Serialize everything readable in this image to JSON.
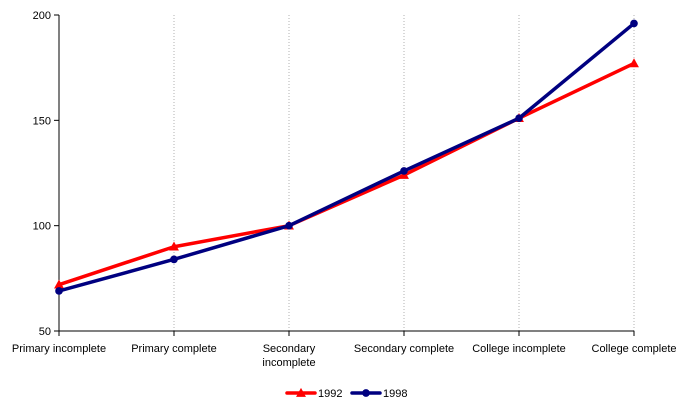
{
  "chart_data": {
    "type": "line",
    "categories": [
      [
        "Primary incomplete"
      ],
      [
        "Primary complete"
      ],
      [
        "Secondary",
        "incomplete"
      ],
      [
        "Secondary complete"
      ],
      [
        "College incomplete"
      ],
      [
        "College complete"
      ]
    ],
    "series": [
      {
        "name": "1992",
        "values": [
          72,
          90,
          100,
          124,
          151,
          177
        ],
        "color": "#ff0000",
        "marker": "triangle"
      },
      {
        "name": "1998",
        "values": [
          69,
          84,
          100,
          126,
          151,
          196
        ],
        "color": "#000080",
        "marker": "circle"
      }
    ],
    "ylim": [
      50,
      200
    ],
    "yticks": [
      50,
      100,
      150,
      200
    ],
    "grid": "vertical-dotted",
    "legend": "bottom"
  }
}
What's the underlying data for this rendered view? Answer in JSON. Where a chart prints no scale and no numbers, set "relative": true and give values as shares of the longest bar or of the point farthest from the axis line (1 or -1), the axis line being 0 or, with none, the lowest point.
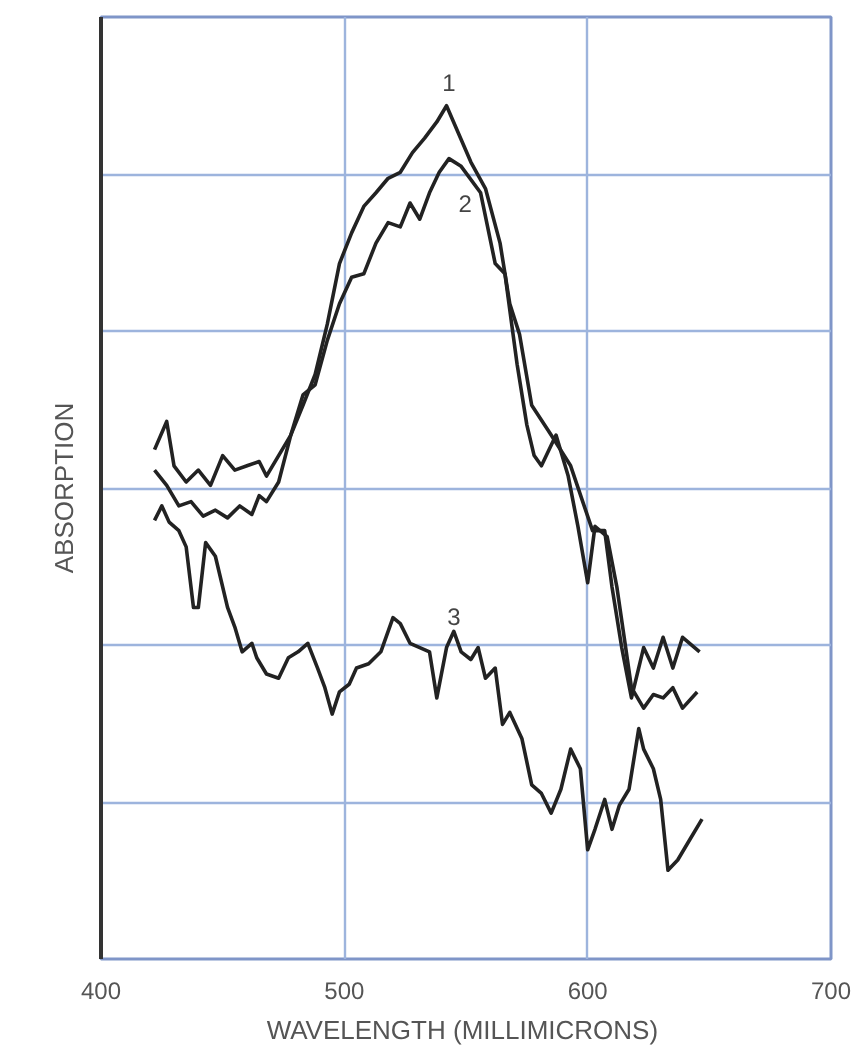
{
  "chart_data": {
    "type": "line",
    "relative": true,
    "xlabel": "WAVELENGTH  (MILLIMICRONS)",
    "ylabel": "ABSORPTION",
    "xlim": [
      400,
      700
    ],
    "xticks": [
      400,
      500,
      600,
      700
    ],
    "grid": true,
    "marker": "none",
    "line_style": "solid",
    "annotations": [
      {
        "text": "1",
        "x": 543,
        "y": 1.01
      },
      {
        "text": "2",
        "x": 548,
        "y": 0.929
      },
      {
        "text": "3",
        "x": 545,
        "y": 0.384
      }
    ],
    "series": [
      {
        "color": "#222222",
        "x": [
          422,
          427,
          430,
          435,
          440,
          445,
          450,
          455,
          460,
          465,
          468,
          473,
          478,
          483,
          488,
          493,
          498,
          503,
          508,
          513,
          518,
          523,
          528,
          533,
          538,
          542,
          552,
          558,
          564,
          568,
          572,
          577,
          585,
          593,
          602,
          607,
          610,
          614,
          618,
          623,
          627,
          631,
          635,
          639,
          646
        ],
        "values": [
          0.597,
          0.63,
          0.578,
          0.559,
          0.573,
          0.555,
          0.59,
          0.573,
          0.578,
          0.583,
          0.566,
          0.59,
          0.614,
          0.649,
          0.685,
          0.744,
          0.815,
          0.851,
          0.882,
          0.898,
          0.915,
          0.922,
          0.945,
          0.962,
          0.981,
          1.0,
          0.934,
          0.903,
          0.839,
          0.768,
          0.732,
          0.649,
          0.614,
          0.578,
          0.502,
          0.502,
          0.436,
          0.365,
          0.306,
          0.365,
          0.341,
          0.377,
          0.341,
          0.377,
          0.36
        ]
      },
      {
        "color": "#222222",
        "x": [
          422,
          427,
          432,
          437,
          442,
          447,
          452,
          457,
          462,
          465,
          468,
          473,
          478,
          483,
          488,
          493,
          498,
          503,
          508,
          513,
          518,
          523,
          527,
          531,
          535,
          539,
          543,
          548,
          556,
          562,
          566,
          571,
          575,
          578,
          581,
          587,
          592,
          596,
          600,
          603,
          608,
          612,
          615,
          618,
          623,
          627,
          631,
          635,
          639,
          645
        ],
        "values": [
          0.573,
          0.555,
          0.531,
          0.536,
          0.519,
          0.526,
          0.517,
          0.531,
          0.521,
          0.543,
          0.536,
          0.559,
          0.614,
          0.661,
          0.673,
          0.725,
          0.768,
          0.799,
          0.803,
          0.839,
          0.863,
          0.858,
          0.886,
          0.867,
          0.898,
          0.922,
          0.938,
          0.929,
          0.898,
          0.815,
          0.803,
          0.697,
          0.626,
          0.59,
          0.578,
          0.614,
          0.566,
          0.507,
          0.441,
          0.507,
          0.495,
          0.436,
          0.377,
          0.318,
          0.294,
          0.31,
          0.306,
          0.318,
          0.294,
          0.313
        ]
      },
      {
        "color": "#222222",
        "x": [
          422,
          425,
          428,
          432,
          435,
          438,
          440,
          443,
          447,
          452,
          455,
          458,
          462,
          464,
          468,
          473,
          477,
          481,
          485,
          489,
          492,
          495,
          498,
          502,
          505,
          510,
          515,
          520,
          523,
          527,
          531,
          535,
          538,
          542,
          545,
          548,
          552,
          555,
          558,
          562,
          565,
          568,
          573,
          577,
          581,
          585,
          589,
          593,
          597,
          600,
          603,
          607,
          610,
          613,
          617,
          621,
          623,
          627,
          630,
          633,
          637,
          642,
          647
        ],
        "values": [
          0.514,
          0.531,
          0.512,
          0.502,
          0.483,
          0.412,
          0.412,
          0.488,
          0.472,
          0.412,
          0.389,
          0.36,
          0.37,
          0.353,
          0.334,
          0.329,
          0.353,
          0.36,
          0.37,
          0.341,
          0.318,
          0.287,
          0.313,
          0.322,
          0.341,
          0.346,
          0.36,
          0.4,
          0.393,
          0.37,
          0.365,
          0.36,
          0.306,
          0.365,
          0.384,
          0.36,
          0.351,
          0.365,
          0.329,
          0.341,
          0.275,
          0.289,
          0.258,
          0.204,
          0.194,
          0.171,
          0.199,
          0.246,
          0.223,
          0.128,
          0.152,
          0.187,
          0.152,
          0.18,
          0.199,
          0.27,
          0.246,
          0.223,
          0.187,
          0.104,
          0.116,
          0.14,
          0.164
        ]
      }
    ]
  }
}
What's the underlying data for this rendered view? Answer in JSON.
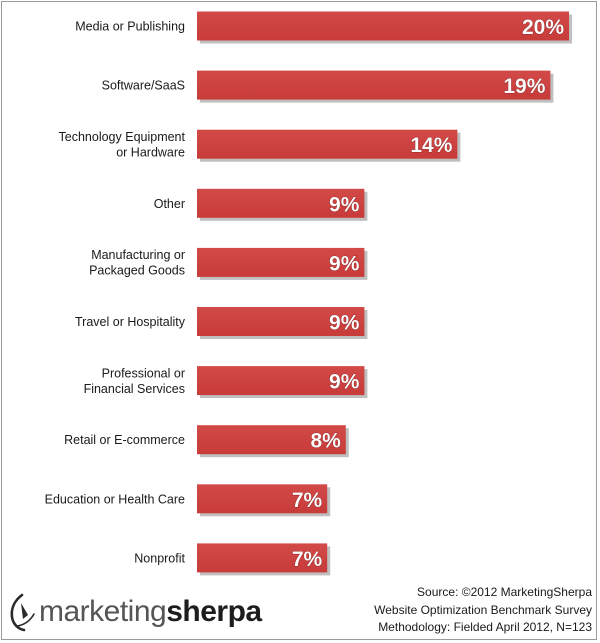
{
  "chart_data": {
    "type": "bar",
    "orientation": "horizontal",
    "categories": [
      [
        "Media or Publishing"
      ],
      [
        "Software/SaaS"
      ],
      [
        "Technology Equipment",
        "or Hardware"
      ],
      [
        "Other"
      ],
      [
        "Manufacturing or",
        "Packaged Goods"
      ],
      [
        "Travel or Hospitality"
      ],
      [
        "Professional  or",
        "Financial Services"
      ],
      [
        "Retail or E-commerce"
      ],
      [
        "Education or Health Care"
      ],
      [
        "Nonprofit"
      ]
    ],
    "values": [
      20,
      19,
      14,
      9,
      9,
      9,
      9,
      8,
      7,
      7
    ],
    "value_labels": [
      "20%",
      "19%",
      "14%",
      "9%",
      "9%",
      "9%",
      "9%",
      "8%",
      "7%",
      "7%"
    ],
    "xlim": [
      0,
      20
    ],
    "grid": false,
    "legend": "none",
    "bar_color": "#d04341",
    "shadow_color": "#8a8a8a"
  },
  "source": {
    "line1": "Source: ©2012 MarketingSherpa",
    "line2": "Website Optimization Benchmark Survey",
    "line3": "Methodology: Fielded  April 2012, N=123"
  },
  "brand": {
    "part1": "marketing",
    "part2": "sherpa",
    "icon": "marketingsherpa-logo-icon"
  }
}
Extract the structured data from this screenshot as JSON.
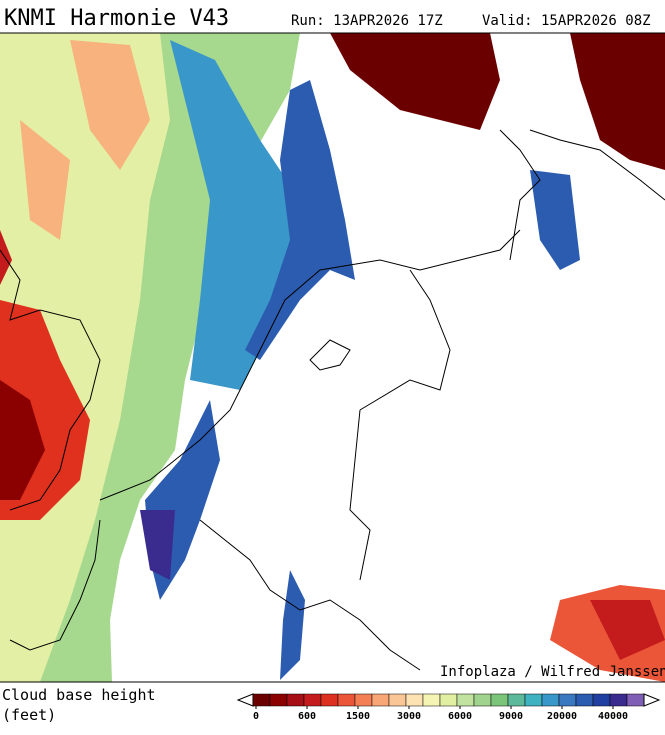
--
◆ **The request**
From the data above, write out everything exactly except the pictures.

◆ **Response to the task**
Serialize everything readable in this image to JSON.
{
  "chart_data": {
    "type": "line",
    "categories": [
      [
        "Primary incomplete"
      ],
      [
        "Primary complete"
      ],
      [
        "Secondary",
        "incomplete"
      ],
      [
        "Secondary complete"
      ],
      [
        "College incomplete"
      ],
      [
        "College complete"
      ]
    ],
    "series": [
      {
        "name": "1992",
        "values": [
          72,
          90,
          100,
          124,
          151,
          177
        ],
        "color": "#ff0000",
        "marker": "triangle"
      },
      {
        "name": "1998",
        "values": [
          69,
          84,
          100,
          126,
          151,
          196
        ],
        "color": "#000080",
        "marker": "circle"
      }
    ],
    "ylim": [
      50,
      200
    ],
    "yticks": [
      50,
      100,
      150,
      200
    ],
    "grid": "vertical-dotted",
    "legend": "bottom"
  }
}
What's the underlying data for this rendered view? Answer in JSON. Where a chart prints no scale and no numbers, set "relative": true and give values as shares of the longest bar or of the point farthest from the axis line (1 or -1), the axis line being 0 or, with none, the lowest point.
{
  "chart_data": {
    "type": "line",
    "relative": true,
    "xlabel": "WAVELENGTH  (MILLIMICRONS)",
    "ylabel": "ABSORPTION",
    "xlim": [
      400,
      700
    ],
    "xticks": [
      400,
      500,
      600,
      700
    ],
    "grid": true,
    "marker": "none",
    "line_style": "solid",
    "annotations": [
      {
        "text": "1",
        "x": 543,
        "y": 1.01
      },
      {
        "text": "2",
        "x": 548,
        "y": 0.929
      },
      {
        "text": "3",
        "x": 545,
        "y": 0.384
      }
    ],
    "series": [
      {
        "color": "#222222",
        "x": [
          422,
          427,
          430,
          435,
          440,
          445,
          450,
          455,
          460,
          465,
          468,
          473,
          478,
          483,
          488,
          493,
          498,
          503,
          508,
          513,
          518,
          523,
          528,
          533,
          538,
          542,
          552,
          558,
          564,
          568,
          572,
          577,
          585,
          593,
          602,
          607,
          610,
          614,
          618,
          623,
          627,
          631,
          635,
          639,
          646
        ],
        "values": [
          0.597,
          0.63,
          0.578,
          0.559,
          0.573,
          0.555,
          0.59,
          0.573,
          0.578,
          0.583,
          0.566,
          0.59,
          0.614,
          0.649,
          0.685,
          0.744,
          0.815,
          0.851,
          0.882,
          0.898,
          0.915,
          0.922,
          0.945,
          0.962,
          0.981,
          1.0,
          0.934,
          0.903,
          0.839,
          0.768,
          0.732,
          0.649,
          0.614,
          0.578,
          0.502,
          0.502,
          0.436,
          0.365,
          0.306,
          0.365,
          0.341,
          0.377,
          0.341,
          0.377,
          0.36
        ]
      },
      {
        "color": "#222222",
        "x": [
          422,
          427,
          432,
          437,
          442,
          447,
          452,
          457,
          462,
          465,
          468,
          473,
          478,
          483,
          488,
          493,
          498,
          503,
          508,
          513,
          518,
          523,
          527,
          531,
          535,
          539,
          543,
          548,
          556,
          562,
          566,
          571,
          575,
          578,
          581,
          587,
          592,
          596,
          600,
          603,
          608,
          612,
          615,
          618,
          623,
          627,
          631,
          635,
          639,
          645
        ],
        "values": [
          0.573,
          0.555,
          0.531,
          0.536,
          0.519,
          0.526,
          0.517,
          0.531,
          0.521,
          0.543,
          0.536,
          0.559,
          0.614,
          0.661,
          0.673,
          0.725,
          0.768,
          0.799,
          0.803,
          0.839,
          0.863,
          0.858,
          0.886,
          0.867,
          0.898,
          0.922,
          0.938,
          0.929,
          0.898,
          0.815,
          0.803,
          0.697,
          0.626,
          0.59,
          0.578,
          0.614,
          0.566,
          0.507,
          0.441,
          0.507,
          0.495,
          0.436,
          0.377,
          0.318,
          0.294,
          0.31,
          0.306,
          0.318,
          0.294,
          0.313
        ]
      },
      {
        "color": "#222222",
        "x": [
          422,
          425,
          428,
          432,
          435,
          438,
          440,
          443,
          447,
          452,
          455,
          458,
          462,
          464,
          468,
          473,
          477,
          481,
          485,
          489,
          492,
          495,
          498,
          502,
          505,
          510,
          515,
          520,
          523,
          527,
          531,
          535,
          538,
          542,
          545,
          548,
          552,
          555,
          558,
          562,
          565,
          568,
          573,
          577,
          581,
          585,
          589,
          593,
          597,
          600,
          603,
          607,
          610,
          613,
          617,
          621,
          623,
          627,
          630,
          633,
          637,
          642,
          647
        ],
        "values": [
          0.514,
          0.531,
          0.512,
          0.502,
          0.483,
          0.412,
          0.412,
          0.488,
          0.472,
          0.412,
          0.389,
          0.36,
          0.37,
          0.353,
          0.334,
          0.329,
          0.353,
          0.36,
          0.37,
          0.341,
          0.318,
          0.287,
          0.313,
          0.322,
          0.341,
          0.346,
          0.36,
          0.4,
          0.393,
          0.37,
          0.365,
          0.36,
          0.306,
          0.365,
          0.384,
          0.36,
          0.351,
          0.365,
          0.329,
          0.341,
          0.275,
          0.289,
          0.258,
          0.204,
          0.194,
          0.171,
          0.199,
          0.246,
          0.223,
          0.128,
          0.152,
          0.187,
          0.152,
          0.18,
          0.199,
          0.27,
          0.246,
          0.223,
          0.187,
          0.104,
          0.116,
          0.14,
          0.164
        ]
      }
    ]
  }
}
What's the underlying data for this rendered view? Answer in JSON.
{
  "chart_data": {
    "type": "bar",
    "orientation": "horizontal",
    "categories": [
      [
        "Media or Publishing"
      ],
      [
        "Software/SaaS"
      ],
      [
        "Technology Equipment",
        "or Hardware"
      ],
      [
        "Other"
      ],
      [
        "Manufacturing or",
        "Packaged Goods"
      ],
      [
        "Travel or Hospitality"
      ],
      [
        "Professional  or",
        "Financial Services"
      ],
      [
        "Retail or E-commerce"
      ],
      [
        "Education or Health Care"
      ],
      [
        "Nonprofit"
      ]
    ],
    "values": [
      20,
      19,
      14,
      9,
      9,
      9,
      9,
      8,
      7,
      7
    ],
    "value_labels": [
      "20%",
      "19%",
      "14%",
      "9%",
      "9%",
      "9%",
      "9%",
      "8%",
      "7%",
      "7%"
    ],
    "xlim": [
      0,
      20
    ],
    "grid": false,
    "legend": "none",
    "bar_color": "#d04341",
    "shadow_color": "#8a8a8a"
  },
  "source": {
    "line1": "Source: ©2012 MarketingSherpa",
    "line2": "Website Optimization Benchmark Survey",
    "line3": "Methodology: Fielded  April 2012, N=123"
  },
  "brand": {
    "part1": "marketing",
    "part2": "sherpa",
    "icon": "marketingsherpa-logo-icon"
  }
}
Extract the structured data from this screenshot as JSON.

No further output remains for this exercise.